▶ _Directive_
Go through the listing below and list every line with "SRMTID".

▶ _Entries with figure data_
'''
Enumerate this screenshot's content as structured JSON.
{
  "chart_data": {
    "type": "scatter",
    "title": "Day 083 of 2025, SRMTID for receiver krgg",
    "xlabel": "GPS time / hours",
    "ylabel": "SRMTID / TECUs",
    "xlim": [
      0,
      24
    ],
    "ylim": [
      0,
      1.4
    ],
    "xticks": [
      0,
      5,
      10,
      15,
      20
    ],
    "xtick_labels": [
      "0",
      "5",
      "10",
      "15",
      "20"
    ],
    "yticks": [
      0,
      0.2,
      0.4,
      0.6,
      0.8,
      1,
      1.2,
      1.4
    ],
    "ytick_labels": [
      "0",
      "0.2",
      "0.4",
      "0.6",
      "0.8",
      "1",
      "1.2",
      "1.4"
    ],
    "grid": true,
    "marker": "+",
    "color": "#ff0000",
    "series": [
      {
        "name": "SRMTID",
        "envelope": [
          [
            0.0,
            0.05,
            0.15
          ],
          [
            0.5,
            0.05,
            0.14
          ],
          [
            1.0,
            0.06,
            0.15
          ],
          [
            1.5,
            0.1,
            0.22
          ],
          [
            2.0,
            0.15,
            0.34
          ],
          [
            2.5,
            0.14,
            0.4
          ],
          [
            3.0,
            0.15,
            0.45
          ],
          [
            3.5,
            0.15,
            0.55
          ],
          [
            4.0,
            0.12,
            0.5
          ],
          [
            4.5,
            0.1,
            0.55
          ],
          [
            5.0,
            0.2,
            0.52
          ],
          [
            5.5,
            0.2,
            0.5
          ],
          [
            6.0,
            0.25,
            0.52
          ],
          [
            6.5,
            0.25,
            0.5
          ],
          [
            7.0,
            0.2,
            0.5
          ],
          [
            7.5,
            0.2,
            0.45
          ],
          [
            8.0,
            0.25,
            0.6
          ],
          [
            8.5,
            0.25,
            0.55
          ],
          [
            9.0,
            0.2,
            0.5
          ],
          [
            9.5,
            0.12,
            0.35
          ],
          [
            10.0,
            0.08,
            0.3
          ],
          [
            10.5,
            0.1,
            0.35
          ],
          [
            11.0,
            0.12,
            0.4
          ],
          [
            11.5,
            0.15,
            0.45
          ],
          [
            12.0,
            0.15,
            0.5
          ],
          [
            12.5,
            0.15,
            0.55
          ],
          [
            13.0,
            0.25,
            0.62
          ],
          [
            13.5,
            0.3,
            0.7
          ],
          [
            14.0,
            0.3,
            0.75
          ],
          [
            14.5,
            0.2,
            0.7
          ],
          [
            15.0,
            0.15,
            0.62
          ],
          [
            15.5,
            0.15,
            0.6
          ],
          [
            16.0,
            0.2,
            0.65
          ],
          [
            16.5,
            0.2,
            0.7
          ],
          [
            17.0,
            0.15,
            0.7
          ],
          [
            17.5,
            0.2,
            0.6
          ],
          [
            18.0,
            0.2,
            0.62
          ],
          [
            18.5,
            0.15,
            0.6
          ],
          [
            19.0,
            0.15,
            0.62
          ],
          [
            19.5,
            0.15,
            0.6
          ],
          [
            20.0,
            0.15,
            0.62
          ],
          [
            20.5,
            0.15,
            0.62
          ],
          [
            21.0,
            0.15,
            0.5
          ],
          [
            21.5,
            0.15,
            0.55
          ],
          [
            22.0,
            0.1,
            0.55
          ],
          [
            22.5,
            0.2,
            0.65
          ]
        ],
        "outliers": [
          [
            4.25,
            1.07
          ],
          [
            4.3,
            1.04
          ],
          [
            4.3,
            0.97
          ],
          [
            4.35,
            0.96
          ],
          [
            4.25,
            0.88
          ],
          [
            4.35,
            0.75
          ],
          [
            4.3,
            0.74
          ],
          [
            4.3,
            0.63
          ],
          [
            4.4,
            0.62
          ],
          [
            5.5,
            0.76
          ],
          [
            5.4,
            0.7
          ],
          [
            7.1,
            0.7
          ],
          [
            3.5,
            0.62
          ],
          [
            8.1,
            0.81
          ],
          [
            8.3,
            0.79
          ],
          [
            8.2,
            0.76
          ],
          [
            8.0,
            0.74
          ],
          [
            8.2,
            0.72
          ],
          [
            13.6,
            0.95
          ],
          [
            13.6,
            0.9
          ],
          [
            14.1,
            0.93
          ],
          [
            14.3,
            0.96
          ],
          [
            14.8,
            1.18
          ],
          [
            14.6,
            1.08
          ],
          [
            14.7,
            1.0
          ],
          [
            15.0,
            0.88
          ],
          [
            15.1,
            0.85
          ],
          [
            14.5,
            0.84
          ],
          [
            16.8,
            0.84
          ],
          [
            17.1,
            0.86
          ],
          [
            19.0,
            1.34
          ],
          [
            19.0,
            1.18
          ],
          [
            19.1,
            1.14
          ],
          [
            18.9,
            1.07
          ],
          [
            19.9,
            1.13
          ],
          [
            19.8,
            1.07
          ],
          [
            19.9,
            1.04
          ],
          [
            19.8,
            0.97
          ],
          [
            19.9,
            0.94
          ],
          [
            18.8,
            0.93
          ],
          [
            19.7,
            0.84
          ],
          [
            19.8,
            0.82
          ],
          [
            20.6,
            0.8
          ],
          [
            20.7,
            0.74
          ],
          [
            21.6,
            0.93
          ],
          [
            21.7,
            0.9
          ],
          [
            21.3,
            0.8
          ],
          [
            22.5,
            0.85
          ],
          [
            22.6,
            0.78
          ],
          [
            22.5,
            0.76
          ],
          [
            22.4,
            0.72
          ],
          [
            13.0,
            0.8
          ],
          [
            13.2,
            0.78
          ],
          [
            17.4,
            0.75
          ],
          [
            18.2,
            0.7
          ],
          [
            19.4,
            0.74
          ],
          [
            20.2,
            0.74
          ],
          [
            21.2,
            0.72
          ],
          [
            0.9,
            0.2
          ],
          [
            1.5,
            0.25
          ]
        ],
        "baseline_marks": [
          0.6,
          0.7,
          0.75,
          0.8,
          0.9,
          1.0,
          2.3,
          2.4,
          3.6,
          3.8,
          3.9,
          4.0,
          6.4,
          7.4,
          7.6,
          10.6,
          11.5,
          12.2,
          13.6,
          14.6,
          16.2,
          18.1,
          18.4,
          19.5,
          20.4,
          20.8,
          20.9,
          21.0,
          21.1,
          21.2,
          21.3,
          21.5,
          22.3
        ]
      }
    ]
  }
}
'''
▶ _Task result_
    "title": "Day 083 of 2025, SRMTID for receiver krgg",
    "ylabel": "SRMTID / TECUs",
        "name": "SRMTID",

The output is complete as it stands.